Exercise description -
Your answer should be a single number: how many lines in the data below hold the string "this".

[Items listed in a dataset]
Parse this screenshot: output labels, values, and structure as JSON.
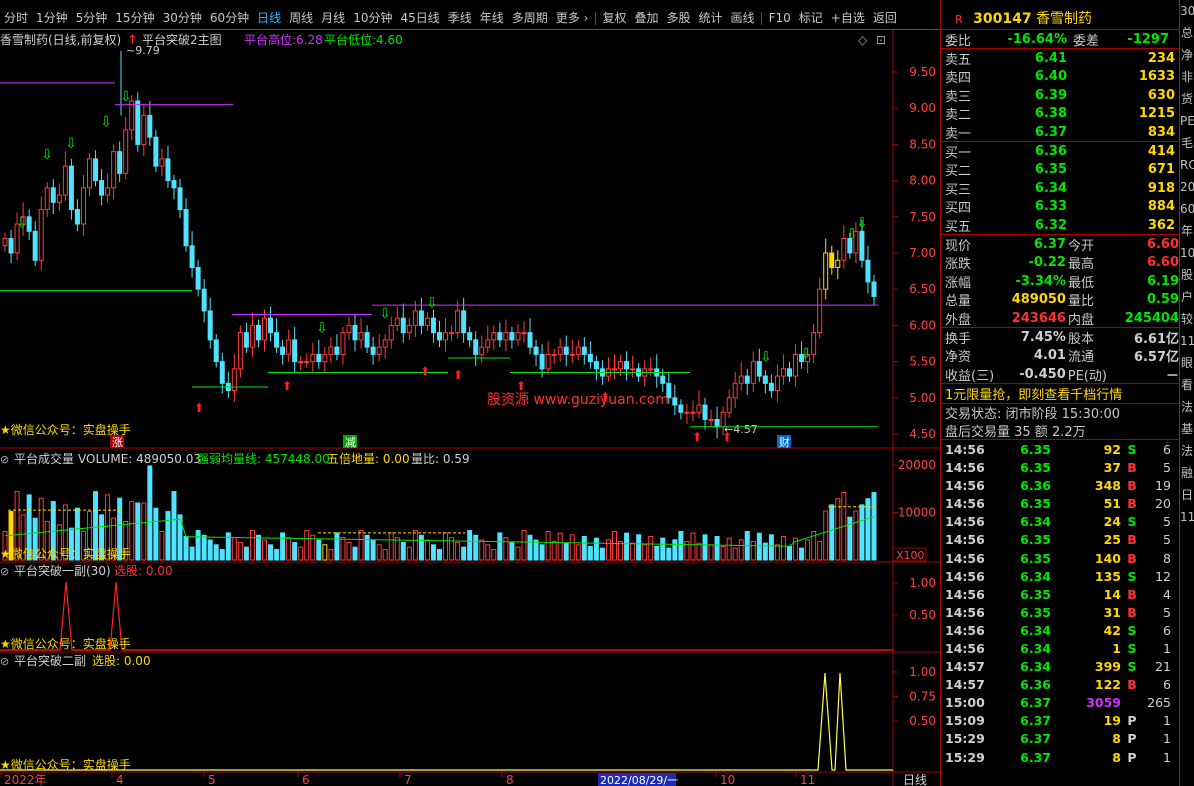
{
  "toolbar": [
    "分时",
    "1分钟",
    "5分钟",
    "15分钟",
    "30分钟",
    "60分钟",
    "日线",
    "周线",
    "月线",
    "10分钟",
    "45日线",
    "季线",
    "年线",
    "多周期",
    "更多 ›",
    "复权",
    "叠加",
    "多股",
    "统计",
    "画线",
    "F10",
    "标记",
    "+自选",
    "返回"
  ],
  "toolbar_active": 6,
  "main_title": {
    "name": "香雪制药(日线,前复权)",
    "indicator": "平台突破2主图",
    "high_label": "平台高位:",
    "high_value": "6.28",
    "low_label": "平台低位:",
    "low_value": "4.60"
  },
  "watermark": "股资源 www.guziyuan.com",
  "wechat": "★微信公众号：实盘操手",
  "main_axis": [
    "9.50",
    "9.00",
    "8.50",
    "8.00",
    "7.50",
    "7.00",
    "6.50",
    "6.00",
    "5.50",
    "5.00",
    "4.50"
  ],
  "annotations": {
    "high": "9.79",
    "low": "4.57",
    "tags": [
      "涨",
      "减",
      "财"
    ]
  },
  "vol_title": {
    "name": "平台成交量",
    "v1": "VOLUME: 489050.03",
    "v2": "强弱均量线: 457448.00",
    "v3": "五倍地量: 0.00",
    "v4": "量比: 0.59"
  },
  "vol_axis": [
    "20000",
    "10000"
  ],
  "vol_unit": "X100",
  "sub1_title": {
    "name": "平台突破一副(30)",
    "sel": "选股: 0.00"
  },
  "sub1_axis": [
    "1.00",
    "0.50"
  ],
  "sub2_title": {
    "name": "平台突破二副",
    "sel": "选股: 0.00"
  },
  "sub2_axis": [
    "1.00",
    "0.75",
    "0.50"
  ],
  "date_axis": [
    "2022年",
    "4",
    "5",
    "6",
    "7",
    "8",
    "2022/08/29/一",
    "10",
    "11"
  ],
  "period_label": "日线",
  "stock": {
    "marker": "R",
    "code": "300147",
    "name": "香雪制药"
  },
  "weibi": {
    "lab": "委比",
    "val": "-16.64%",
    "lab2": "委差",
    "val2": "-1297"
  },
  "sell": [
    {
      "lab": "卖五",
      "price": "6.41",
      "vol": "234"
    },
    {
      "lab": "卖四",
      "price": "6.40",
      "vol": "1633"
    },
    {
      "lab": "卖三",
      "price": "6.39",
      "vol": "630"
    },
    {
      "lab": "卖二",
      "price": "6.38",
      "vol": "1215"
    },
    {
      "lab": "卖一",
      "price": "6.37",
      "vol": "834"
    }
  ],
  "buy": [
    {
      "lab": "买一",
      "price": "6.36",
      "vol": "414"
    },
    {
      "lab": "买二",
      "price": "6.35",
      "vol": "671"
    },
    {
      "lab": "买三",
      "price": "6.34",
      "vol": "918"
    },
    {
      "lab": "买四",
      "price": "6.33",
      "vol": "884"
    },
    {
      "lab": "买五",
      "price": "6.32",
      "vol": "362"
    }
  ],
  "quote": [
    {
      "l1": "现价",
      "v1": "6.37",
      "c1": "g",
      "l2": "今开",
      "v2": "6.60",
      "c2": "r"
    },
    {
      "l1": "涨跌",
      "v1": "-0.22",
      "c1": "g",
      "l2": "最高",
      "v2": "6.60",
      "c2": "r"
    },
    {
      "l1": "涨幅",
      "v1": "-3.34%",
      "c1": "g",
      "l2": "最低",
      "v2": "6.19",
      "c2": "g"
    },
    {
      "l1": "总量",
      "v1": "489050",
      "c1": "y",
      "l2": "量比",
      "v2": "0.59",
      "c2": "g"
    },
    {
      "l1": "外盘",
      "v1": "243646",
      "c1": "r",
      "l2": "内盘",
      "v2": "245404",
      "c2": "g"
    }
  ],
  "stats": [
    {
      "l1": "换手",
      "v1": "7.45%",
      "l2": "股本",
      "v2": "6.61亿"
    },
    {
      "l1": "净资",
      "v1": "4.01",
      "l2": "流通",
      "v2": "6.57亿"
    },
    {
      "l1": "收益(三)",
      "v1": "-0.450",
      "l2": "PE(动)",
      "v2": "－"
    }
  ],
  "ad": "1元限量抢，即刻查看千档行情",
  "status": "交易状态: 闭市阶段 15:30:00",
  "after": "盘后交易量 35 额 2.2万",
  "ticks": [
    {
      "t": "14:56",
      "p": "6.35",
      "v": "92",
      "s": "S",
      "c": "6"
    },
    {
      "t": "14:56",
      "p": "6.35",
      "v": "37",
      "s": "B",
      "c": "5"
    },
    {
      "t": "14:56",
      "p": "6.36",
      "v": "348",
      "s": "B",
      "c": "19"
    },
    {
      "t": "14:56",
      "p": "6.35",
      "v": "51",
      "s": "B",
      "c": "20"
    },
    {
      "t": "14:56",
      "p": "6.34",
      "v": "24",
      "s": "S",
      "c": "5"
    },
    {
      "t": "14:56",
      "p": "6.35",
      "v": "25",
      "s": "B",
      "c": "5"
    },
    {
      "t": "14:56",
      "p": "6.35",
      "v": "140",
      "s": "B",
      "c": "8"
    },
    {
      "t": "14:56",
      "p": "6.34",
      "v": "135",
      "s": "S",
      "c": "12"
    },
    {
      "t": "14:56",
      "p": "6.35",
      "v": "14",
      "s": "B",
      "c": "4"
    },
    {
      "t": "14:56",
      "p": "6.35",
      "v": "31",
      "s": "B",
      "c": "5"
    },
    {
      "t": "14:56",
      "p": "6.34",
      "v": "42",
      "s": "S",
      "c": "6"
    },
    {
      "t": "14:56",
      "p": "6.34",
      "v": "1",
      "s": "S",
      "c": "1"
    },
    {
      "t": "14:57",
      "p": "6.34",
      "v": "399",
      "s": "S",
      "c": "21"
    },
    {
      "t": "14:57",
      "p": "6.36",
      "v": "122",
      "s": "B",
      "c": "6"
    },
    {
      "t": "15:00",
      "p": "6.37",
      "v": "3059",
      "s": "",
      "c": "265"
    },
    {
      "t": "15:09",
      "p": "6.37",
      "v": "19",
      "s": "P",
      "c": "1"
    },
    {
      "t": "15:29",
      "p": "6.37",
      "v": "8",
      "s": "P",
      "c": "1"
    },
    {
      "t": "15:29",
      "p": "6.37",
      "v": "8",
      "s": "P",
      "c": "1"
    }
  ],
  "edge": [
    "30",
    "总",
    "净",
    "非",
    "货",
    "PE",
    "毛",
    "RO",
    "20",
    "60",
    "年",
    "10",
    "股",
    "户",
    "较",
    "11",
    "眼",
    "看",
    "法",
    "基",
    "法",
    "融",
    "日",
    "11"
  ]
}
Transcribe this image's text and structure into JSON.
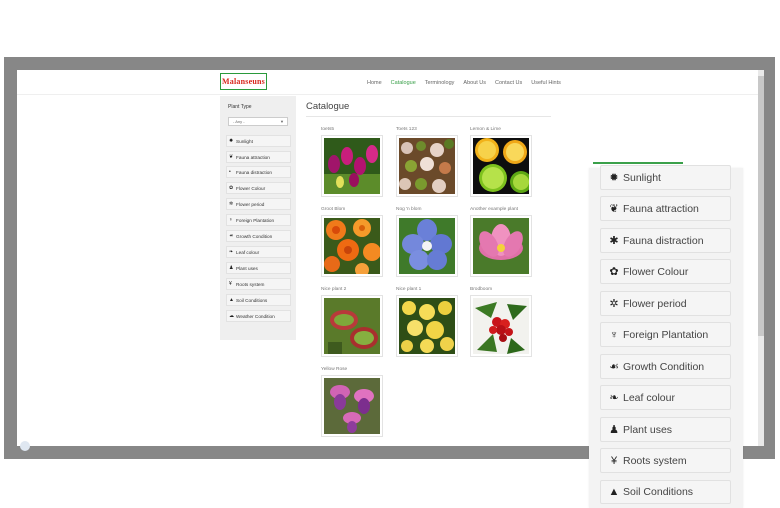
{
  "header": {
    "logo_text": "Malanseuns",
    "nav": [
      "Home",
      "Catalogue",
      "Terminology",
      "About Us",
      "Contact Us",
      "Useful Hints"
    ],
    "active_nav": "Catalogue"
  },
  "sidebar": {
    "title": "Plant Type",
    "select_value": "- Any -",
    "items": [
      {
        "label": "Sunlight",
        "icon": "sun-icon"
      },
      {
        "label": "Fauna attraction",
        "icon": "leaf-icon"
      },
      {
        "label": "Fauna distraction",
        "icon": "bug-icon"
      },
      {
        "label": "Flower Colour",
        "icon": "flower-icon"
      },
      {
        "label": "Flower period",
        "icon": "gear-flower-icon"
      },
      {
        "label": "Foreign Plantation",
        "icon": "plant-icon"
      },
      {
        "label": "Growth Condition",
        "icon": "hand-plant-icon"
      },
      {
        "label": "Leaf colour",
        "icon": "leaves-icon"
      },
      {
        "label": "Plant uses",
        "icon": "pot-icon"
      },
      {
        "label": "Roots system",
        "icon": "roots-icon"
      },
      {
        "label": "Soil Conditions",
        "icon": "soil-icon"
      },
      {
        "label": "Weather Condition",
        "icon": "weather-icon"
      }
    ]
  },
  "catalogue": {
    "title": "Catalogue",
    "items": [
      {
        "caption": "toets5",
        "image": "pink-tulips"
      },
      {
        "caption": "Toets 123",
        "image": "abelia-shrub"
      },
      {
        "caption": "Lemon & Lime",
        "image": "citrus-slices"
      },
      {
        "caption": "Groot Blom",
        "image": "orange-dahlias"
      },
      {
        "caption": "Nog 'n blom",
        "image": "blue-flower"
      },
      {
        "caption": "Another example plant",
        "image": "pink-lotus"
      },
      {
        "caption": "Nice plant 2",
        "image": "venus-flytrap"
      },
      {
        "caption": "Nice plant 1",
        "image": "yellow-roses"
      },
      {
        "caption": "Brodboom",
        "image": "red-berries"
      },
      {
        "caption": "Yellow Rose",
        "image": "fuchsia-flowers"
      }
    ]
  },
  "zoom_panel": {
    "items": [
      {
        "label": "Sunlight",
        "icon": "sun-icon"
      },
      {
        "label": "Fauna attraction",
        "icon": "leaf-icon"
      },
      {
        "label": "Fauna distraction",
        "icon": "bug-icon"
      },
      {
        "label": "Flower Colour",
        "icon": "flower-icon"
      },
      {
        "label": "Flower period",
        "icon": "gear-flower-icon"
      },
      {
        "label": "Foreign Plantation",
        "icon": "plant-icon"
      },
      {
        "label": "Growth Condition",
        "icon": "hand-plant-icon"
      },
      {
        "label": "Leaf colour",
        "icon": "leaves-icon"
      },
      {
        "label": "Plant uses",
        "icon": "pot-icon"
      },
      {
        "label": "Roots system",
        "icon": "roots-icon"
      },
      {
        "label": "Soil Conditions",
        "icon": "soil-icon"
      }
    ]
  },
  "colors": {
    "accent": "#3aa04a",
    "logo_red": "#d8261c",
    "frame": "#878787"
  }
}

Answer to the task -
2